(Data records)
■ ■ ■
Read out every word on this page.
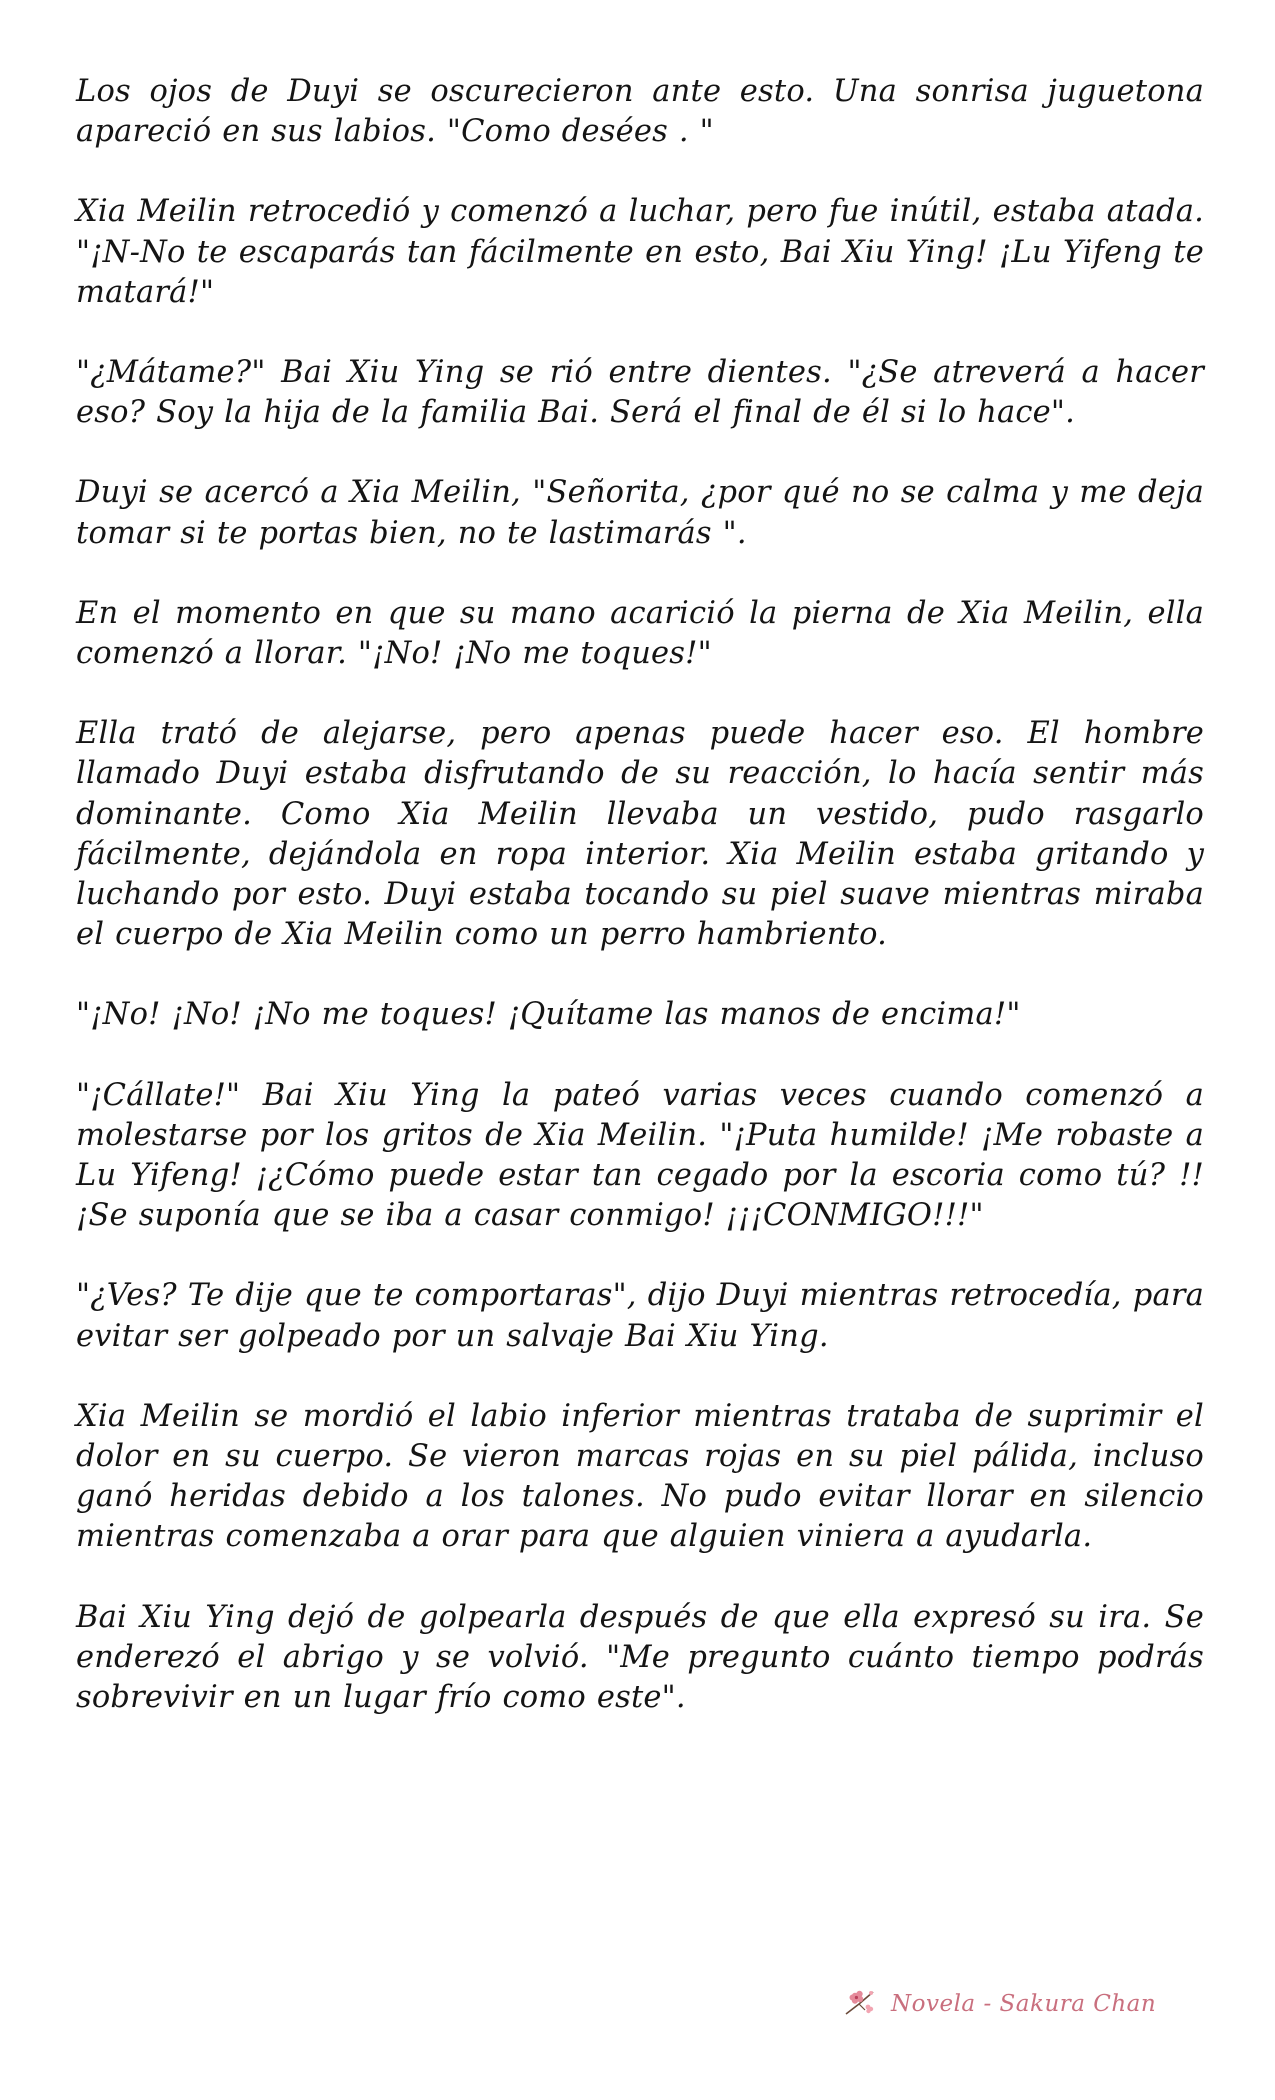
Los ojos de Duyi se oscurecieron ante esto. Una sonrisa juguetona apareció en sus labios. "Como desées . "

Xia Meilin retrocedió y comenzó a luchar, pero fue inútil, estaba atada. "¡N-No te escaparás tan fácilmente en esto, Bai Xiu Ying! ¡Lu Yifeng te matará!"

"¿Mátame?" Bai Xiu Ying se rió entre dientes. "¿Se atreverá a hacer eso? Soy la hija de la familia Bai. Será el final de él si lo hace".

Duyi se acercó a Xia Meilin, "Señorita, ¿por qué no se calma y me deja tomar si te portas bien, no te lastimarás ".

En el momento en que su mano acarició la pierna de Xia Meilin, ella comenzó a llorar. "¡No! ¡No me toques!"

Ella trató de alejarse, pero apenas puede hacer eso. El hombre llamado Duyi estaba disfrutando de su reacción, lo hacía sentir más dominante. Como Xia Meilin llevaba un vestido, pudo rasgarlo fácilmente, dejándola en ropa interior. Xia Meilin estaba gritando y luchando por esto. Duyi estaba tocando su piel suave mientras miraba el cuerpo de Xia Meilin como un perro hambriento.

"¡No! ¡No! ¡No me toques! ¡Quítame las manos de encima!"

"¡Cállate!" Bai Xiu Ying la pateó varias veces cuando comenzó a molestarse por los gritos de Xia Meilin. "¡Puta humilde! ¡Me robaste a Lu Yifeng! ¡¿Cómo puede estar tan cegado por la escoria como tú? !! ¡Se suponía que se iba a casar conmigo! ¡¡¡CONMIGO!!!"

"¿Ves? Te dije que te comportaras", dijo Duyi mientras retrocedía, para evitar ser golpeado por un salvaje Bai Xiu Ying.

Xia Meilin se mordió el labio inferior mientras trataba de suprimir el dolor en su cuerpo. Se vieron marcas rojas en su piel pálida, incluso ganó heridas debido a los talones. No pudo evitar llorar en silencio mientras comenzaba a orar para que alguien viniera a ayudarla.

Bai Xiu Ying dejó de golpearla después de que ella expresó su ira. Se enderezó el abrigo y se volvió. "Me pregunto cuánto tiempo podrás sobrevivir en un lugar frío como este".

Novela - Sakura Chan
■ ■ ■
Identify every line above with the string "esto" in it. Copy those lines.

## The result
Los ojos de Duyi se oscurecieron ante esto. Una sonrisa juguetona apareció en sus labios. "Como desées . "
Xia Meilin retrocedió y comenzó a luchar, pero fue inútil, estaba atada. "¡N-No te escaparás tan fácilmente en esto, Bai Xiu Ying! ¡Lu Yifeng te matará!"
Ella trató de alejarse, pero apenas puede hacer eso. El hombre llamado Duyi estaba disfrutando de su reacción, lo hacía sentir más dominante. Como Xia Meilin llevaba un vestido, pudo rasgarlo fácilmente, dejándola en ropa interior. Xia Meilin estaba gritando y luchando por esto. Duyi estaba tocando su piel suave mientras miraba el cuerpo de Xia Meilin como un perro hambriento.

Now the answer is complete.